→ **Available records**
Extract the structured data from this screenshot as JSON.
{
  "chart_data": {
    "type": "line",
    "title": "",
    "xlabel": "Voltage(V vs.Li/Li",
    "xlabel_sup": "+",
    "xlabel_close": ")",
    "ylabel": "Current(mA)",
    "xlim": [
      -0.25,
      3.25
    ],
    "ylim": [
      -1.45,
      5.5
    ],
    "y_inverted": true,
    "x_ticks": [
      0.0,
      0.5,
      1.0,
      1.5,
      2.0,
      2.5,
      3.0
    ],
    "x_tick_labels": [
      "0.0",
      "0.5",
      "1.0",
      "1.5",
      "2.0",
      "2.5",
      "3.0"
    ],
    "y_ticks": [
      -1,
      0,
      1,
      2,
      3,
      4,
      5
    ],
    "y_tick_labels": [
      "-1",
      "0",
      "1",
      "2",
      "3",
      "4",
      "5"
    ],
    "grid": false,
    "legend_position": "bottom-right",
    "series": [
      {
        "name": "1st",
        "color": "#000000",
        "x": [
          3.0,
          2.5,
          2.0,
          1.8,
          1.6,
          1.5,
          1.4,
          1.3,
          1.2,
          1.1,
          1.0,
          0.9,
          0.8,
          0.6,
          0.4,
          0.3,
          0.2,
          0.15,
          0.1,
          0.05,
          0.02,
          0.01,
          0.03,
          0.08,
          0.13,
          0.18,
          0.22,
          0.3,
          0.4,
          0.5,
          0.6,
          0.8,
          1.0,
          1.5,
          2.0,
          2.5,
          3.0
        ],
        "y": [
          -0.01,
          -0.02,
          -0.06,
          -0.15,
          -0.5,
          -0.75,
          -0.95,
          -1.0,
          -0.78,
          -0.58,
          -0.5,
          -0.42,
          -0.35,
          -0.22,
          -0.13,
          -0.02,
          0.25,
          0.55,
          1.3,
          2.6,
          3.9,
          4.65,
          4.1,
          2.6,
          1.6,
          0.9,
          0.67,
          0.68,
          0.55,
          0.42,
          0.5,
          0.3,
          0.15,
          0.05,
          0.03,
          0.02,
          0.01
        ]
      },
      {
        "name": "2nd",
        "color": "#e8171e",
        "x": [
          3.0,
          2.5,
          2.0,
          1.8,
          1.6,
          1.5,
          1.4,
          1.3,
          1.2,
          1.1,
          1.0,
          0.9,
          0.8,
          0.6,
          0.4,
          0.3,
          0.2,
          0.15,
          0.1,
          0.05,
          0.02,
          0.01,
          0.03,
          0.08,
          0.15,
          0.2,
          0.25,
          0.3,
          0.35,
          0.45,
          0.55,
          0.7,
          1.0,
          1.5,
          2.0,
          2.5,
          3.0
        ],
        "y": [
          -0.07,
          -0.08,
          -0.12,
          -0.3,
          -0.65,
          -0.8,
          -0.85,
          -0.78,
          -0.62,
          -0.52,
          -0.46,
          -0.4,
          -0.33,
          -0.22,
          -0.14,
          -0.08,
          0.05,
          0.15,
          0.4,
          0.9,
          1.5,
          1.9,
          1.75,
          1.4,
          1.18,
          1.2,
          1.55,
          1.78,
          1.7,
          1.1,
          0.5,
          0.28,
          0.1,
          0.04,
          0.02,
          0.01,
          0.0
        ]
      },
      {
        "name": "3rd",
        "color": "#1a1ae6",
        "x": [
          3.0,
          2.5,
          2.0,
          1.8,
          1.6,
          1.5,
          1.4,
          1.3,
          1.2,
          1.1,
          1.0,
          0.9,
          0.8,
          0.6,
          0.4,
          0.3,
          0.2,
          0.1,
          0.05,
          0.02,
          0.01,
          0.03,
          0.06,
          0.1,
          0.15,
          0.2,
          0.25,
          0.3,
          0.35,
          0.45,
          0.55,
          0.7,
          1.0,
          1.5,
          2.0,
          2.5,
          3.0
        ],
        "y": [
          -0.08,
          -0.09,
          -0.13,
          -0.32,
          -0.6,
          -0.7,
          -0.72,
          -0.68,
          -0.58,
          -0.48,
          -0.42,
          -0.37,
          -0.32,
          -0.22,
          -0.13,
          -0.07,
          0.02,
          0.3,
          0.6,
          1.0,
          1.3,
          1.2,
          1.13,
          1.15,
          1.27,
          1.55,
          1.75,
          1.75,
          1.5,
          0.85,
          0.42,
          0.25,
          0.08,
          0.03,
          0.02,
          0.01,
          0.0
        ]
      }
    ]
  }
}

→ **Task**
Copy out the whole listing exactly; please set it all down.

→ **Final answer**
Extract the structured data from this screenshot as JSON.
{
  "chart_data": {
    "type": "line",
    "title": "",
    "xlabel": "Voltage(V vs.Li/Li",
    "xlabel_sup": "+",
    "xlabel_close": ")",
    "ylabel": "Current(mA)",
    "xlim": [
      -0.25,
      3.25
    ],
    "ylim": [
      -1.45,
      5.5
    ],
    "y_inverted": true,
    "x_ticks": [
      0.0,
      0.5,
      1.0,
      1.5,
      2.0,
      2.5,
      3.0
    ],
    "x_tick_labels": [
      "0.0",
      "0.5",
      "1.0",
      "1.5",
      "2.0",
      "2.5",
      "3.0"
    ],
    "y_ticks": [
      -1,
      0,
      1,
      2,
      3,
      4,
      5
    ],
    "y_tick_labels": [
      "-1",
      "0",
      "1",
      "2",
      "3",
      "4",
      "5"
    ],
    "grid": false,
    "legend_position": "bottom-right",
    "series": [
      {
        "name": "1st",
        "color": "#000000",
        "x": [
          3.0,
          2.5,
          2.0,
          1.8,
          1.6,
          1.5,
          1.4,
          1.3,
          1.2,
          1.1,
          1.0,
          0.9,
          0.8,
          0.6,
          0.4,
          0.3,
          0.2,
          0.15,
          0.1,
          0.05,
          0.02,
          0.01,
          0.03,
          0.08,
          0.13,
          0.18,
          0.22,
          0.3,
          0.4,
          0.5,
          0.6,
          0.8,
          1.0,
          1.5,
          2.0,
          2.5,
          3.0
        ],
        "y": [
          -0.01,
          -0.02,
          -0.06,
          -0.15,
          -0.5,
          -0.75,
          -0.95,
          -1.0,
          -0.78,
          -0.58,
          -0.5,
          -0.42,
          -0.35,
          -0.22,
          -0.13,
          -0.02,
          0.25,
          0.55,
          1.3,
          2.6,
          3.9,
          4.65,
          4.1,
          2.6,
          1.6,
          0.9,
          0.67,
          0.68,
          0.55,
          0.42,
          0.5,
          0.3,
          0.15,
          0.05,
          0.03,
          0.02,
          0.01
        ]
      },
      {
        "name": "2nd",
        "color": "#e8171e",
        "x": [
          3.0,
          2.5,
          2.0,
          1.8,
          1.6,
          1.5,
          1.4,
          1.3,
          1.2,
          1.1,
          1.0,
          0.9,
          0.8,
          0.6,
          0.4,
          0.3,
          0.2,
          0.15,
          0.1,
          0.05,
          0.02,
          0.01,
          0.03,
          0.08,
          0.15,
          0.2,
          0.25,
          0.3,
          0.35,
          0.45,
          0.55,
          0.7,
          1.0,
          1.5,
          2.0,
          2.5,
          3.0
        ],
        "y": [
          -0.07,
          -0.08,
          -0.12,
          -0.3,
          -0.65,
          -0.8,
          -0.85,
          -0.78,
          -0.62,
          -0.52,
          -0.46,
          -0.4,
          -0.33,
          -0.22,
          -0.14,
          -0.08,
          0.05,
          0.15,
          0.4,
          0.9,
          1.5,
          1.9,
          1.75,
          1.4,
          1.18,
          1.2,
          1.55,
          1.78,
          1.7,
          1.1,
          0.5,
          0.28,
          0.1,
          0.04,
          0.02,
          0.01,
          0.0
        ]
      },
      {
        "name": "3rd",
        "color": "#1a1ae6",
        "x": [
          3.0,
          2.5,
          2.0,
          1.8,
          1.6,
          1.5,
          1.4,
          1.3,
          1.2,
          1.1,
          1.0,
          0.9,
          0.8,
          0.6,
          0.4,
          0.3,
          0.2,
          0.1,
          0.05,
          0.02,
          0.01,
          0.03,
          0.06,
          0.1,
          0.15,
          0.2,
          0.25,
          0.3,
          0.35,
          0.45,
          0.55,
          0.7,
          1.0,
          1.5,
          2.0,
          2.5,
          3.0
        ],
        "y": [
          -0.08,
          -0.09,
          -0.13,
          -0.32,
          -0.6,
          -0.7,
          -0.72,
          -0.68,
          -0.58,
          -0.48,
          -0.42,
          -0.37,
          -0.32,
          -0.22,
          -0.13,
          -0.07,
          0.02,
          0.3,
          0.6,
          1.0,
          1.3,
          1.2,
          1.13,
          1.15,
          1.27,
          1.55,
          1.75,
          1.75,
          1.5,
          0.85,
          0.42,
          0.25,
          0.08,
          0.03,
          0.02,
          0.01,
          0.0
        ]
      }
    ]
  }
}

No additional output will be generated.